• _What the task requires_: In the copy, include every entry exactly but none of the pictures.

• _Provided information_:

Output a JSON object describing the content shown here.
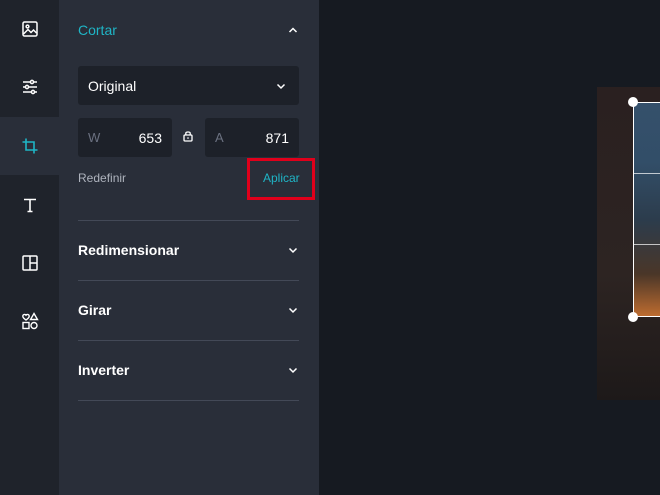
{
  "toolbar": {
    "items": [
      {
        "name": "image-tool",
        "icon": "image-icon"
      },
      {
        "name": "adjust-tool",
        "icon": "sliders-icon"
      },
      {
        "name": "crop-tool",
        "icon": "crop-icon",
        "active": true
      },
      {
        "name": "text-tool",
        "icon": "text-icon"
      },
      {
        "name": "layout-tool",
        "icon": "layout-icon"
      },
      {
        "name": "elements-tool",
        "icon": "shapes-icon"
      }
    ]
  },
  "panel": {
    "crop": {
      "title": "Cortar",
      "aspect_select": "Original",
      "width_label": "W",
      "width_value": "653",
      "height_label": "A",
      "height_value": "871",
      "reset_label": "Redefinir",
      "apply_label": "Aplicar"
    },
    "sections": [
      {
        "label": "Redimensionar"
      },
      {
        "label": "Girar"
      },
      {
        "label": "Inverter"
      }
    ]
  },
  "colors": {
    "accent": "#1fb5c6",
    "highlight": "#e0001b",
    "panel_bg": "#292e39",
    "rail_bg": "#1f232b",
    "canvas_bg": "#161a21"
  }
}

• _Completed task_:
Output a JSON object describing the content shown here.
{
  "toolbar": {
    "items": [
      {
        "name": "image-tool",
        "icon": "image-icon"
      },
      {
        "name": "adjust-tool",
        "icon": "sliders-icon"
      },
      {
        "name": "crop-tool",
        "icon": "crop-icon",
        "active": true
      },
      {
        "name": "text-tool",
        "icon": "text-icon"
      },
      {
        "name": "layout-tool",
        "icon": "layout-icon"
      },
      {
        "name": "elements-tool",
        "icon": "shapes-icon"
      }
    ]
  },
  "panel": {
    "crop": {
      "title": "Cortar",
      "aspect_select": "Original",
      "width_label": "W",
      "width_value": "653",
      "height_label": "A",
      "height_value": "871",
      "reset_label": "Redefinir",
      "apply_label": "Aplicar"
    },
    "sections": [
      {
        "label": "Redimensionar"
      },
      {
        "label": "Girar"
      },
      {
        "label": "Inverter"
      }
    ]
  },
  "colors": {
    "accent": "#1fb5c6",
    "highlight": "#e0001b",
    "panel_bg": "#292e39",
    "rail_bg": "#1f232b",
    "canvas_bg": "#161a21"
  }
}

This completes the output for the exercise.